Scan the material for the word "structured", then return every line where it appears.

- Opening Delimiter -

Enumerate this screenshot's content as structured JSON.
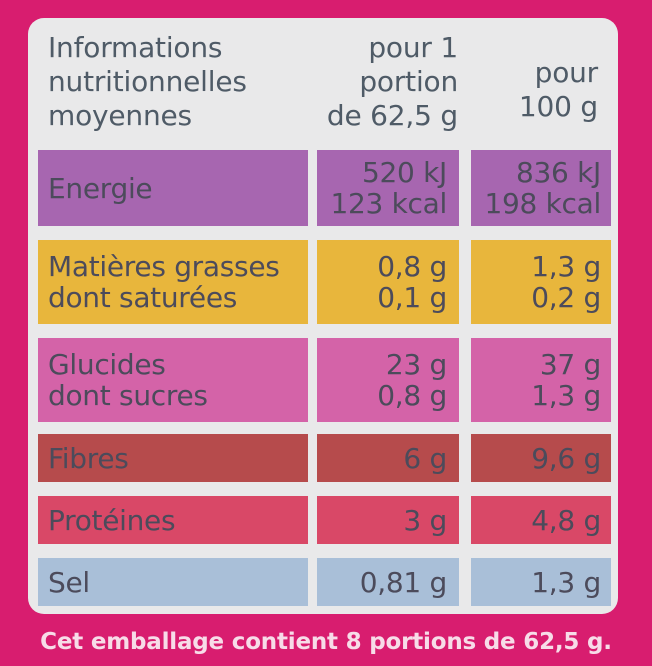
{
  "header": {
    "col1_line1": "Informations",
    "col1_line2": "nutritionnelles",
    "col1_line3": "moyennes",
    "col2_line1": "pour 1",
    "col2_line2": "portion",
    "col2_line3": "de 62,5 g",
    "col3_line1": "pour",
    "col3_line2": "100 g"
  },
  "rows": [
    {
      "label_1": "Energie",
      "label_2": "",
      "portion_1": "520 kJ",
      "portion_2": "123 kcal",
      "per100_1": "836 kJ",
      "per100_2": "198 kcal"
    },
    {
      "label_1": "Matières grasses",
      "label_2": "dont saturées",
      "portion_1": "0,8 g",
      "portion_2": "0,1 g",
      "per100_1": "1,3 g",
      "per100_2": "0,2 g"
    },
    {
      "label_1": "Glucides",
      "label_2": "dont sucres",
      "portion_1": "23 g",
      "portion_2": "0,8 g",
      "per100_1": "37 g",
      "per100_2": "1,3 g"
    },
    {
      "label_1": "Fibres",
      "label_2": "",
      "portion_1": "6 g",
      "portion_2": "",
      "per100_1": "9,6 g",
      "per100_2": ""
    },
    {
      "label_1": "Protéines",
      "label_2": "",
      "portion_1": "3 g",
      "portion_2": "",
      "per100_1": "4,8 g",
      "per100_2": ""
    },
    {
      "label_1": "Sel",
      "label_2": "",
      "portion_1": "0,81 g",
      "portion_2": "",
      "per100_1": "1,3 g",
      "per100_2": ""
    }
  ],
  "footer": {
    "text": "Cet emballage contient 8 portions de 62,5 g."
  },
  "colors": {
    "background": "#d81d6f",
    "panel": "#e9e9ea",
    "energie": "#a766b0",
    "matieres_grasses": "#e8b63c",
    "glucides": "#d463a8",
    "fibres": "#b64b4c",
    "proteines": "#d94867",
    "sel": "#a9bfd8"
  }
}
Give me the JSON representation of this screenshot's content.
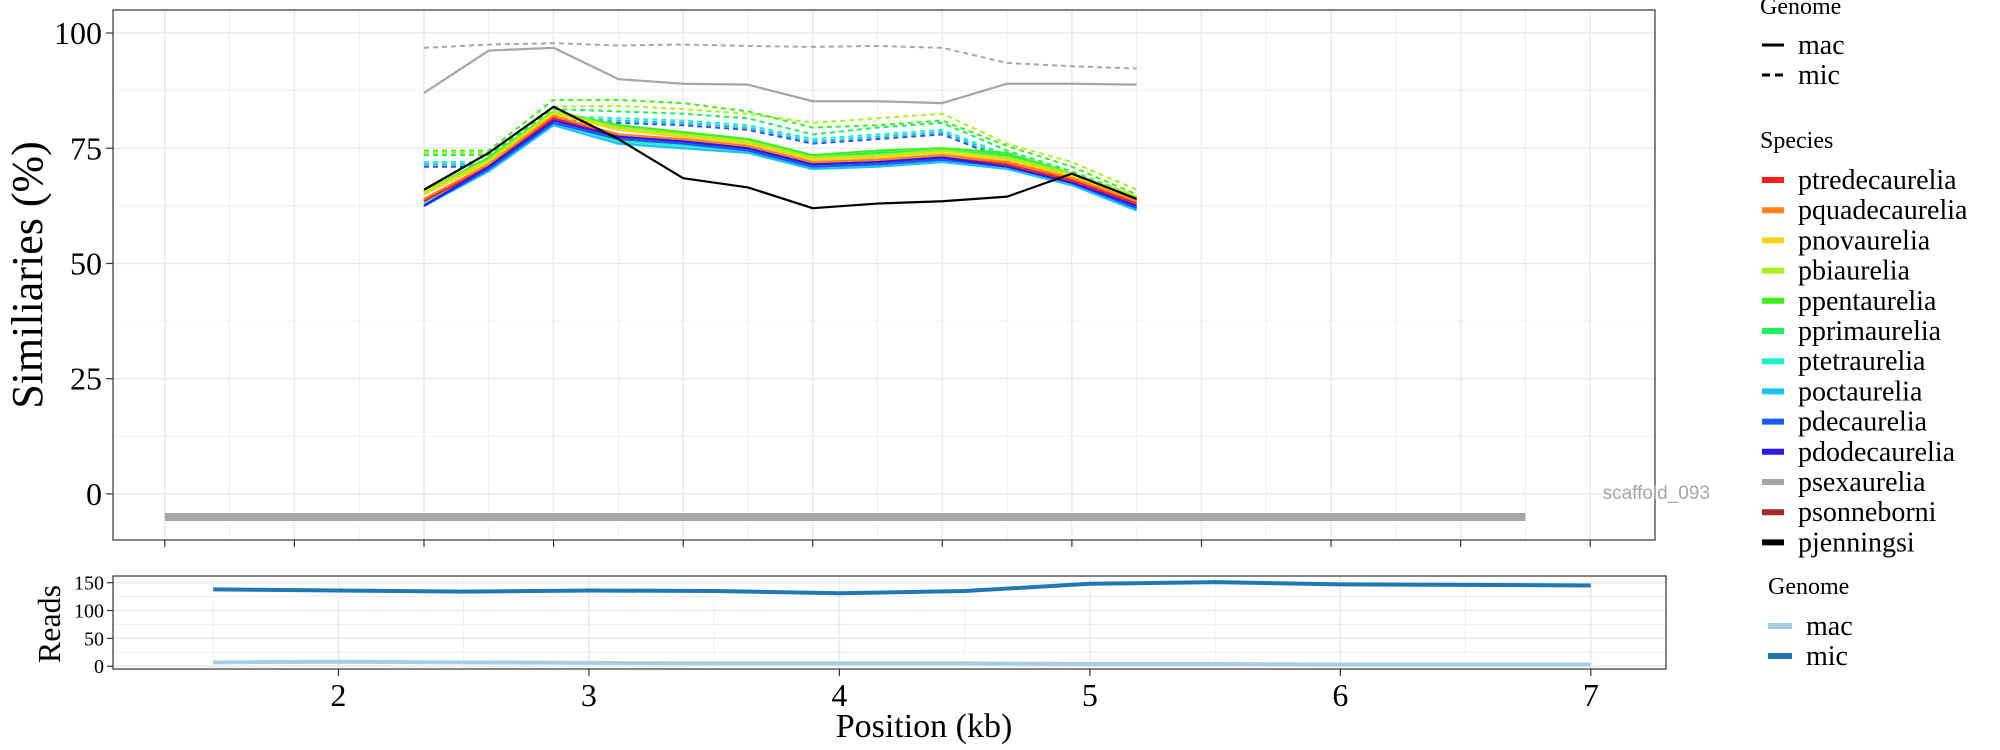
{
  "chart_data": [
    {
      "type": "line",
      "ylabel": "Similiaries (%)",
      "ylim": [
        -10,
        105
      ],
      "xlim": [
        1.3,
        7.25
      ],
      "yticks": [
        0,
        25,
        50,
        75,
        100
      ],
      "grid": true,
      "legend_position": "right",
      "annotation": "scaffold_093",
      "scaffold_bar": {
        "start": 1.5,
        "end": 6.75,
        "y": -5,
        "color": "#a6a6a6"
      },
      "x": [
        2.5,
        2.75,
        3.0,
        3.25,
        3.5,
        3.75,
        4.0,
        4.25,
        4.5,
        4.75,
        5.0,
        5.25
      ],
      "legends": [
        {
          "title": "Genome",
          "entries": [
            {
              "label": "mac",
              "style": "solid"
            },
            {
              "label": "mic",
              "style": "dashed"
            }
          ]
        },
        {
          "title": "Species",
          "entries": [
            {
              "label": "ptredecaurelia",
              "color": "#ff1a1a"
            },
            {
              "label": "pquadecaurelia",
              "color": "#ff7f1a"
            },
            {
              "label": "pnovaurelia",
              "color": "#ffd21a"
            },
            {
              "label": "pbiaurelia",
              "color": "#a8f21a"
            },
            {
              "label": "ppentaurelia",
              "color": "#3cf21a"
            },
            {
              "label": "pprimaurelia",
              "color": "#1af25a"
            },
            {
              "label": "ptetraurelia",
              "color": "#1af2c8"
            },
            {
              "label": "poctaurelia",
              "color": "#1ac2f2"
            },
            {
              "label": "pdecaurelia",
              "color": "#1a5af2"
            },
            {
              "label": "pdodecaurelia",
              "color": "#2a1af2"
            },
            {
              "label": "psexaurelia",
              "color": "#a6a6a6"
            },
            {
              "label": "psonneborni",
              "color": "#a52a2a"
            },
            {
              "label": "pjenningsi",
              "color": "#000000"
            }
          ]
        }
      ],
      "series": [
        {
          "species": "psexaurelia",
          "genome": "mic",
          "color": "#a6a6a6",
          "values": [
            96.8,
            97.5,
            97.8,
            97.3,
            97.5,
            97.2,
            97.0,
            97.2,
            96.8,
            93.5,
            92.8,
            92.3
          ]
        },
        {
          "species": "psexaurelia",
          "genome": "mac",
          "color": "#a6a6a6",
          "values": [
            87.0,
            96.2,
            96.8,
            90.0,
            89.0,
            88.8,
            85.2,
            85.2,
            84.8,
            89.0,
            89.0,
            88.8
          ]
        },
        {
          "species": "pbiaurelia",
          "genome": "mic",
          "color": "#a8f21a",
          "values": [
            74.0,
            74.0,
            84.0,
            84.2,
            83.5,
            82.5,
            80.5,
            81.5,
            82.5,
            76.0,
            72.0,
            66.0
          ]
        },
        {
          "species": "ppentaurelia",
          "genome": "mic",
          "color": "#3cf21a",
          "values": [
            74.5,
            74.5,
            85.5,
            85.5,
            84.8,
            83.0,
            79.5,
            80.0,
            81.0,
            75.5,
            71.0,
            65.0
          ]
        },
        {
          "species": "pprimaurelia",
          "genome": "mic",
          "color": "#1af25a",
          "values": [
            73.5,
            73.5,
            83.5,
            83.0,
            82.5,
            81.5,
            78.0,
            79.5,
            80.5,
            74.5,
            70.0,
            64.5
          ]
        },
        {
          "species": "ptetraurelia",
          "genome": "mic",
          "color": "#1af2c8",
          "values": [
            72.0,
            72.0,
            82.0,
            81.5,
            81.0,
            80.0,
            77.0,
            78.0,
            79.0,
            73.5,
            69.0,
            63.5
          ]
        },
        {
          "species": "poctaurelia",
          "genome": "mic",
          "color": "#1ac2f2",
          "values": [
            71.5,
            71.5,
            81.5,
            81.0,
            80.5,
            79.5,
            76.5,
            77.5,
            78.5,
            73.0,
            68.5,
            63.0
          ]
        },
        {
          "species": "pdecaurelia",
          "genome": "mic",
          "color": "#1a5af2",
          "values": [
            71.0,
            71.0,
            81.0,
            80.5,
            80.0,
            79.0,
            76.0,
            77.0,
            78.0,
            72.5,
            68.0,
            62.5
          ]
        },
        {
          "species": "ppentaurelia",
          "genome": "mac",
          "color": "#3cf21a",
          "values": [
            65.5,
            73.0,
            83.0,
            80.0,
            78.5,
            77.0,
            73.5,
            74.5,
            75.0,
            74.0,
            69.5,
            64.5
          ]
        },
        {
          "species": "pprimaurelia",
          "genome": "mac",
          "color": "#1af25a",
          "values": [
            65.0,
            72.5,
            82.5,
            79.5,
            78.0,
            76.5,
            73.0,
            74.0,
            74.5,
            73.5,
            69.0,
            64.0
          ]
        },
        {
          "species": "pbiaurelia",
          "genome": "mac",
          "color": "#a8f21a",
          "values": [
            65.5,
            72.5,
            83.0,
            79.5,
            78.0,
            76.5,
            73.0,
            73.5,
            74.5,
            73.0,
            69.5,
            64.5
          ]
        },
        {
          "species": "pnovaurelia",
          "genome": "mac",
          "color": "#ffd21a",
          "values": [
            65.0,
            72.0,
            82.5,
            79.0,
            77.5,
            76.0,
            72.5,
            73.0,
            74.0,
            72.5,
            69.0,
            64.0
          ]
        },
        {
          "species": "pquadecaurelia",
          "genome": "mac",
          "color": "#ff7f1a",
          "values": [
            64.0,
            71.5,
            82.0,
            78.0,
            77.0,
            75.5,
            72.0,
            72.5,
            73.5,
            72.0,
            68.5,
            63.5
          ]
        },
        {
          "species": "ptredecaurelia",
          "genome": "mac",
          "color": "#ff1a1a",
          "values": [
            63.5,
            71.0,
            81.5,
            77.5,
            76.5,
            75.0,
            71.5,
            72.0,
            73.0,
            71.5,
            68.0,
            63.0
          ]
        },
        {
          "species": "ptetraurelia",
          "genome": "mac",
          "color": "#1af2c8",
          "values": [
            63.0,
            70.5,
            80.5,
            76.5,
            75.5,
            74.5,
            71.0,
            71.5,
            72.5,
            71.0,
            67.5,
            62.0
          ]
        },
        {
          "species": "poctaurelia",
          "genome": "mac",
          "color": "#1ac2f2",
          "values": [
            62.5,
            70.0,
            80.0,
            76.0,
            75.0,
            74.0,
            70.5,
            71.0,
            72.0,
            70.5,
            67.0,
            61.5
          ]
        },
        {
          "species": "pdecaurelia",
          "genome": "mac",
          "color": "#1a5af2",
          "values": [
            62.5,
            70.5,
            80.5,
            77.0,
            76.0,
            74.5,
            71.0,
            71.5,
            72.5,
            71.0,
            67.5,
            62.0
          ]
        },
        {
          "species": "pdodecaurelia",
          "genome": "mac",
          "color": "#2a1af2",
          "values": [
            62.5,
            71.0,
            81.0,
            77.5,
            76.5,
            75.0,
            71.5,
            72.0,
            73.0,
            71.0,
            67.5,
            62.5
          ]
        },
        {
          "species": "pjenningsi",
          "genome": "mac",
          "color": "#000000",
          "values": [
            66.0,
            74.0,
            84.0,
            77.0,
            68.5,
            66.5,
            62.0,
            63.0,
            63.5,
            64.5,
            69.5,
            64.0
          ]
        }
      ]
    },
    {
      "type": "line",
      "xlabel": "Position (kb)",
      "ylabel": "Reads",
      "ylim": [
        -5,
        162
      ],
      "xlim": [
        1.1,
        7.3
      ],
      "xticks": [
        2,
        3,
        4,
        5,
        6,
        7
      ],
      "yticks": [
        0,
        50,
        100,
        150
      ],
      "grid": true,
      "legend_position": "right",
      "legend": {
        "title": "Genome",
        "entries": [
          {
            "label": "mac",
            "color": "#a6cee3"
          },
          {
            "label": "mic",
            "color": "#1f78b4"
          }
        ]
      },
      "x": [
        1.5,
        2.0,
        2.5,
        3.0,
        3.5,
        4.0,
        4.5,
        5.0,
        5.5,
        6.0,
        6.5,
        7.0
      ],
      "series": [
        {
          "genome": "mic",
          "color": "#1f78b4",
          "values": [
            138,
            136,
            134,
            136,
            135,
            131,
            135,
            148,
            151,
            147,
            146,
            145
          ]
        },
        {
          "genome": "mac",
          "color": "#a6cee3",
          "values": [
            7,
            8,
            7,
            6,
            5,
            5,
            5,
            4,
            4,
            3,
            3,
            3
          ]
        }
      ]
    }
  ]
}
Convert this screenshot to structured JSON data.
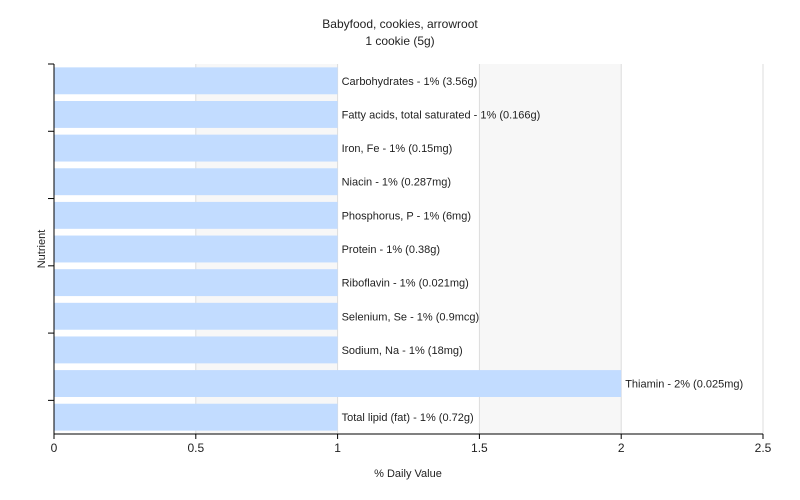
{
  "chart_data": {
    "type": "bar",
    "orientation": "horizontal",
    "title": "Babyfood, cookies, arrowroot",
    "subtitle": "1 cookie (5g)",
    "xlabel": "% Daily Value",
    "ylabel": "Nutrient",
    "xlim": [
      0,
      2.5
    ],
    "xticks": [
      "0",
      "0.5",
      "1",
      "1.5",
      "2",
      "2.5"
    ],
    "grid": true,
    "bar_color": "#c2dcff",
    "categories": [
      "Carbohydrates",
      "Fatty acids, total saturated",
      "Iron, Fe",
      "Niacin",
      "Phosphorus, P",
      "Protein",
      "Riboflavin",
      "Selenium, Se",
      "Sodium, Na",
      "Thiamin",
      "Total lipid (fat)"
    ],
    "values": [
      1,
      1,
      1,
      1,
      1,
      1,
      1,
      1,
      1,
      2,
      1
    ],
    "labels": [
      "Carbohydrates - 1% (3.56g)",
      "Fatty acids, total saturated - 1% (0.166g)",
      "Iron, Fe - 1% (0.15mg)",
      "Niacin - 1% (0.287mg)",
      "Phosphorus, P - 1% (6mg)",
      "Protein - 1% (0.38g)",
      "Riboflavin - 1% (0.021mg)",
      "Selenium, Se - 1% (0.9mcg)",
      "Sodium, Na - 1% (18mg)",
      "Thiamin - 2% (0.025mg)",
      "Total lipid (fat) - 1% (0.72g)"
    ]
  }
}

- Closing Delimiter -

_Answer to this problem_
Enumerate this screenshot's content as structured JSON.
Convert this screenshot to structured JSON data.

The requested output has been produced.